BEGIN Dataset records

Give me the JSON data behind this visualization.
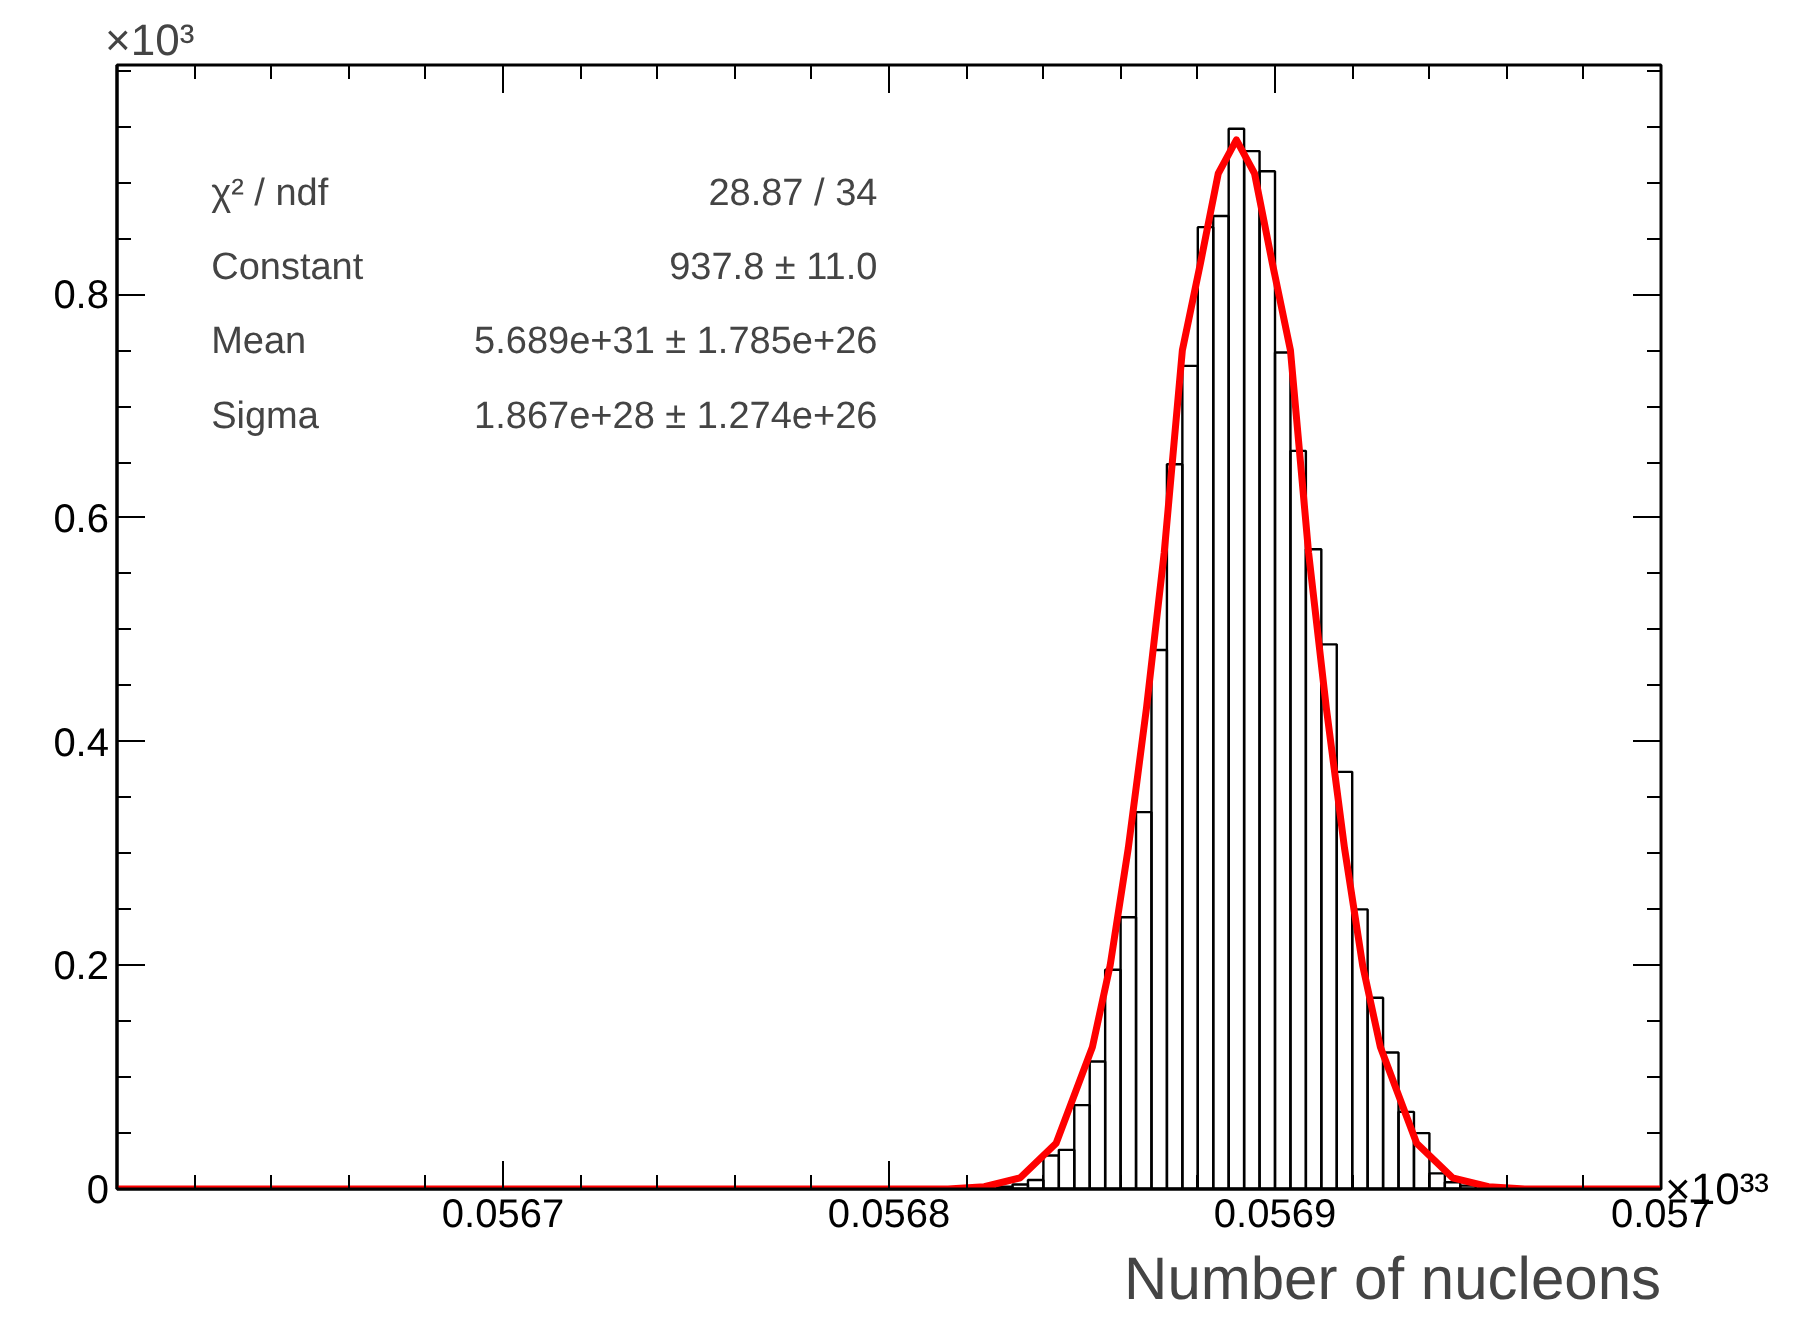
{
  "chart_data": {
    "type": "histogram",
    "xlabel": "Number of nucleons",
    "xlim": [
      0.0566,
      0.057
    ],
    "ylim": [
      0,
      1.005
    ],
    "xticks": [
      0.0567,
      0.0568,
      0.0569,
      {
        "value": 0.057,
        "label": "0.057"
      }
    ],
    "yticks": [
      0,
      0.2,
      0.4,
      0.6,
      0.8
    ],
    "grid": false,
    "annotations": [
      "×10³",
      "×10³³",
      "χ² / ndf",
      "28.87 / 34",
      "Constant",
      "937.8 ± 11.0",
      "Mean",
      "5.689e+31 ± 1.785e+26",
      "Sigma",
      "1.867e+28 ± 1.274e+26"
    ],
    "series": [
      {
        "color": "#000000",
        "bins": [
          0.056828,
          0.056832,
          0.056836,
          0.05684,
          0.056844,
          0.056848,
          0.056852,
          0.056856,
          0.05686,
          0.056864,
          0.056868,
          0.056872,
          0.056876,
          0.05688,
          0.056884,
          0.056888,
          0.056892,
          0.056896,
          0.0569,
          0.056904,
          0.056908,
          0.056912,
          0.056916,
          0.05692,
          0.056924,
          0.056928,
          0.056932,
          0.056936,
          0.05694,
          0.056944,
          0.056948,
          0.056952
        ],
        "values": [
          0.002,
          0.004,
          0.008,
          0.03,
          0.035,
          0.075,
          0.114,
          0.196,
          0.243,
          0.337,
          0.482,
          0.648,
          0.736,
          0.86,
          0.87,
          0.948,
          0.928,
          0.91,
          0.748,
          0.66,
          0.572,
          0.487,
          0.373,
          0.25,
          0.171,
          0.122,
          0.069,
          0.05,
          0.014,
          0.006,
          0.003
        ]
      },
      {
        "type": "line",
        "color": "#ff0000",
        "x": [
          0.0566,
          0.0568,
          0.0568153,
          0.0568247,
          0.056834,
          0.0568433,
          0.0568527,
          0.0568573,
          0.056862,
          0.0568667,
          0.0568713,
          0.056876,
          0.0568807,
          0.0568853,
          0.05689,
          0.0568947,
          0.0568993,
          0.056904,
          0.0569087,
          0.0569133,
          0.056918,
          0.0569227,
          0.0569273,
          0.0569367,
          0.056946,
          0.0569553,
          0.0569647,
          0.057
        ],
        "values": [
          0,
          0,
          0,
          0.002,
          0.01,
          0.041,
          0.127,
          0.2,
          0.305,
          0.43,
          0.569,
          0.75,
          0.828,
          0.908,
          0.938,
          0.908,
          0.828,
          0.75,
          0.569,
          0.43,
          0.305,
          0.2,
          0.127,
          0.041,
          0.01,
          0.002,
          0,
          0
        ]
      }
    ]
  }
}
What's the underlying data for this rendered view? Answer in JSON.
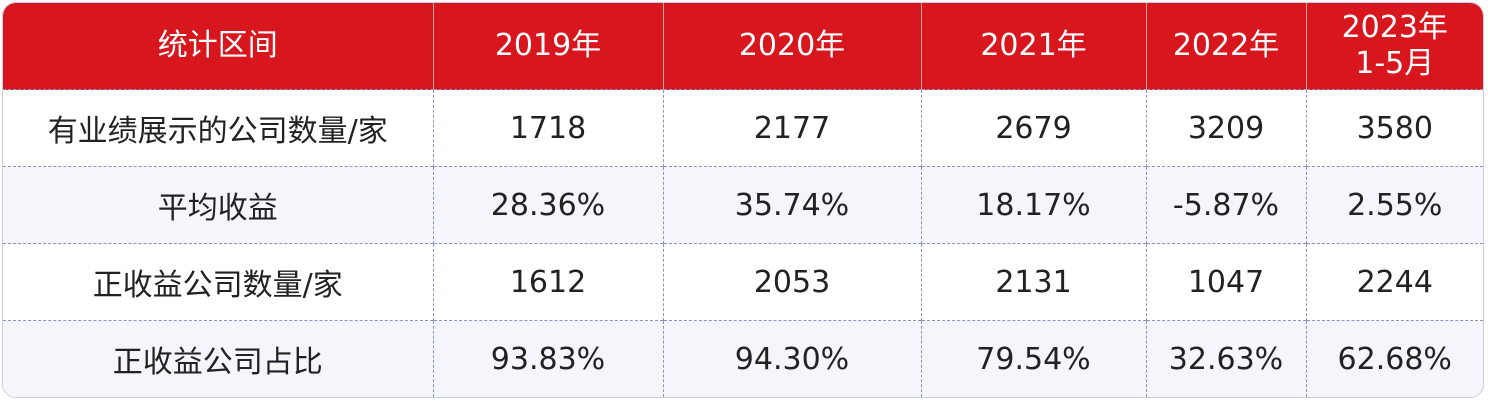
{
  "table": {
    "header": [
      "统计区间",
      "2019年",
      "2020年",
      "2021年",
      "2022年",
      [
        "2023年",
        "1-5月"
      ]
    ],
    "rows": [
      [
        "有业绩展示的公司数量/家",
        "1718",
        "2177",
        "2679",
        "3209",
        "3580"
      ],
      [
        "平均收益",
        "28.36%",
        "35.74%",
        "18.17%",
        "-5.87%",
        "2.55%"
      ],
      [
        "正收益公司数量/家",
        "1612",
        "2053",
        "2131",
        "1047",
        "2244"
      ],
      [
        "正收益公司占比",
        "93.83%",
        "94.30%",
        "79.54%",
        "32.63%",
        "62.68%"
      ]
    ]
  }
}
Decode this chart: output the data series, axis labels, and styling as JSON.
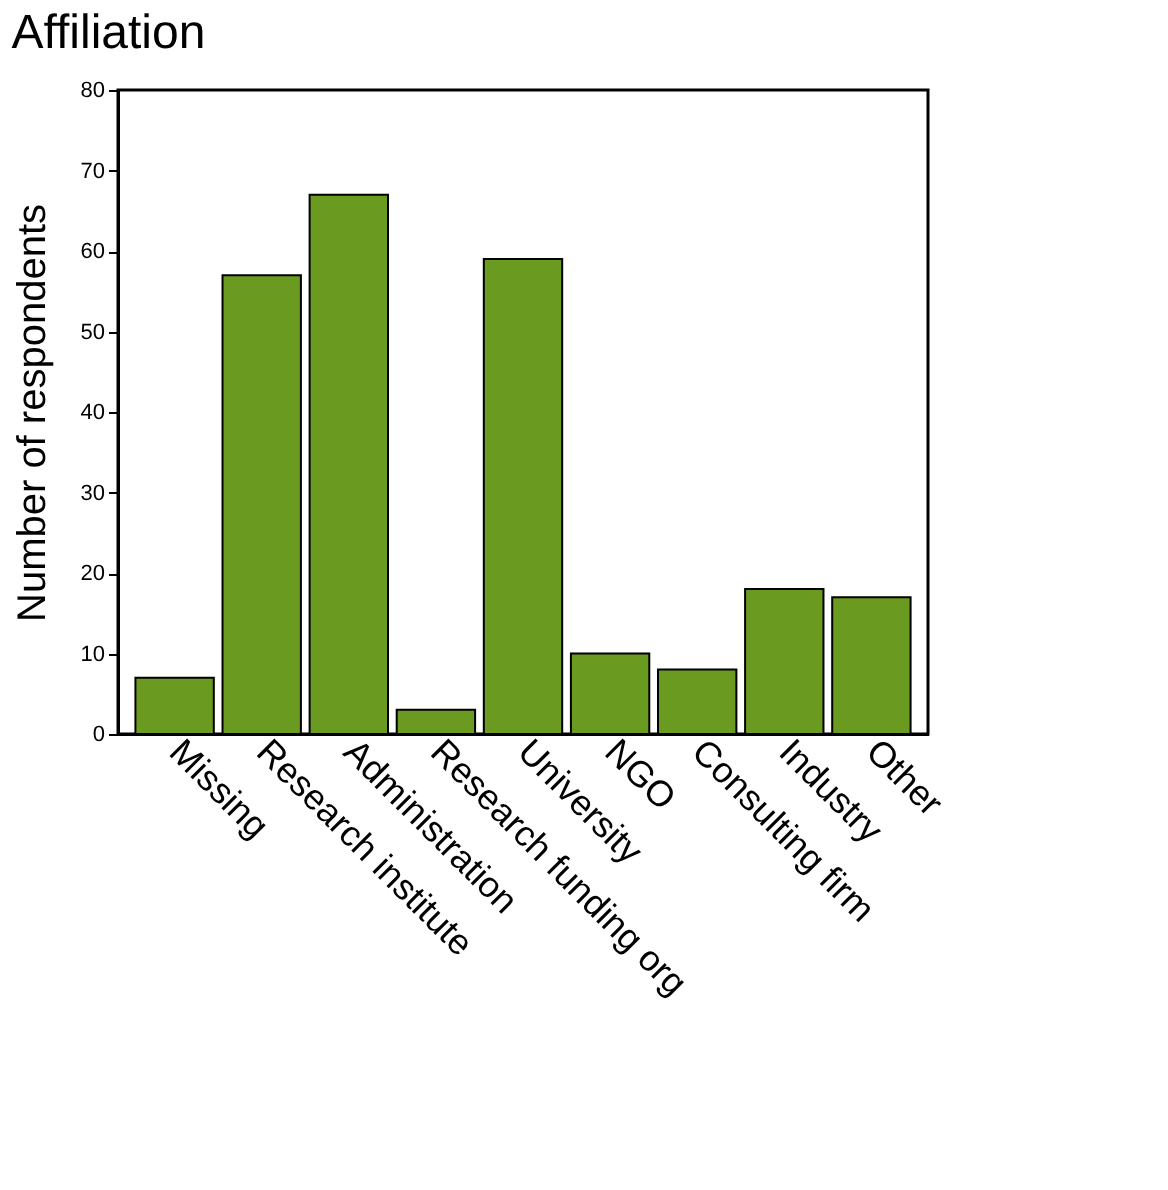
{
  "chart_data": {
    "type": "bar",
    "title": "Affiliation",
    "ylabel": "Number of respondents",
    "categories": [
      "Missing",
      "Research institute",
      "Administration",
      "Research funding org",
      "University",
      "NGO",
      "Consulting firm",
      "Industry",
      "Other"
    ],
    "values": [
      7,
      57,
      67,
      3,
      59,
      10,
      8,
      18,
      17
    ],
    "color": "#6a9a1f",
    "ylim": [
      0,
      80
    ],
    "yticks": [
      0,
      10,
      20,
      30,
      40,
      50,
      60,
      70,
      80
    ],
    "grid": false
  }
}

END Dataset records

Stated problem
Print the complete listing exactly, apart from any pictures.

Correct answer
Give me the JSON data behind this visualization.
{
  "chart_data": {
    "type": "histogram",
    "xlabel": "Number of nucleons",
    "xlim": [
      0.0566,
      0.057
    ],
    "ylim": [
      0,
      1.005
    ],
    "xticks": [
      0.0567,
      0.0568,
      0.0569,
      {
        "value": 0.057,
        "label": "0.057"
      }
    ],
    "yticks": [
      0,
      0.2,
      0.4,
      0.6,
      0.8
    ],
    "grid": false,
    "annotations": [
      "×10³",
      "×10³³",
      "χ² / ndf",
      "28.87 / 34",
      "Constant",
      "937.8 ± 11.0",
      "Mean",
      "5.689e+31 ± 1.785e+26",
      "Sigma",
      "1.867e+28 ± 1.274e+26"
    ],
    "series": [
      {
        "color": "#000000",
        "bins": [
          0.056828,
          0.056832,
          0.056836,
          0.05684,
          0.056844,
          0.056848,
          0.056852,
          0.056856,
          0.05686,
          0.056864,
          0.056868,
          0.056872,
          0.056876,
          0.05688,
          0.056884,
          0.056888,
          0.056892,
          0.056896,
          0.0569,
          0.056904,
          0.056908,
          0.056912,
          0.056916,
          0.05692,
          0.056924,
          0.056928,
          0.056932,
          0.056936,
          0.05694,
          0.056944,
          0.056948,
          0.056952
        ],
        "values": [
          0.002,
          0.004,
          0.008,
          0.03,
          0.035,
          0.075,
          0.114,
          0.196,
          0.243,
          0.337,
          0.482,
          0.648,
          0.736,
          0.86,
          0.87,
          0.948,
          0.928,
          0.91,
          0.748,
          0.66,
          0.572,
          0.487,
          0.373,
          0.25,
          0.171,
          0.122,
          0.069,
          0.05,
          0.014,
          0.006,
          0.003
        ]
      },
      {
        "type": "line",
        "color": "#ff0000",
        "x": [
          0.0566,
          0.0568,
          0.0568153,
          0.0568247,
          0.056834,
          0.0568433,
          0.0568527,
          0.0568573,
          0.056862,
          0.0568667,
          0.0568713,
          0.056876,
          0.0568807,
          0.0568853,
          0.05689,
          0.0568947,
          0.0568993,
          0.056904,
          0.0569087,
          0.0569133,
          0.056918,
          0.0569227,
          0.0569273,
          0.0569367,
          0.056946,
          0.0569553,
          0.0569647,
          0.057
        ],
        "values": [
          0,
          0,
          0,
          0.002,
          0.01,
          0.041,
          0.127,
          0.2,
          0.305,
          0.43,
          0.569,
          0.75,
          0.828,
          0.908,
          0.938,
          0.908,
          0.828,
          0.75,
          0.569,
          0.43,
          0.305,
          0.2,
          0.127,
          0.041,
          0.01,
          0.002,
          0,
          0
        ]
      }
    ]
  }
}
What's the underlying data for this rendered view? Answer in JSON.
{
  "table": {
    "header": [
      "统计区间",
      "2019年",
      "2020年",
      "2021年",
      "2022年",
      [
        "2023年",
        "1-5月"
      ]
    ],
    "rows": [
      [
        "有业绩展示的公司数量/家",
        "1718",
        "2177",
        "2679",
        "3209",
        "3580"
      ],
      [
        "平均收益",
        "28.36%",
        "35.74%",
        "18.17%",
        "-5.87%",
        "2.55%"
      ],
      [
        "正收益公司数量/家",
        "1612",
        "2053",
        "2131",
        "1047",
        "2244"
      ],
      [
        "正收益公司占比",
        "93.83%",
        "94.30%",
        "79.54%",
        "32.63%",
        "62.68%"
      ]
    ]
  }
}
Decode this chart: output the data series, axis labels, and styling as JSON.
{
  "chart_data": {
    "type": "bar",
    "title": "Affiliation",
    "ylabel": "Number of respondents",
    "categories": [
      "Missing",
      "Research institute",
      "Administration",
      "Research funding org",
      "University",
      "NGO",
      "Consulting firm",
      "Industry",
      "Other"
    ],
    "values": [
      7,
      57,
      67,
      3,
      59,
      10,
      8,
      18,
      17
    ],
    "color": "#6a9a1f",
    "ylim": [
      0,
      80
    ],
    "yticks": [
      0,
      10,
      20,
      30,
      40,
      50,
      60,
      70,
      80
    ],
    "grid": false
  }
}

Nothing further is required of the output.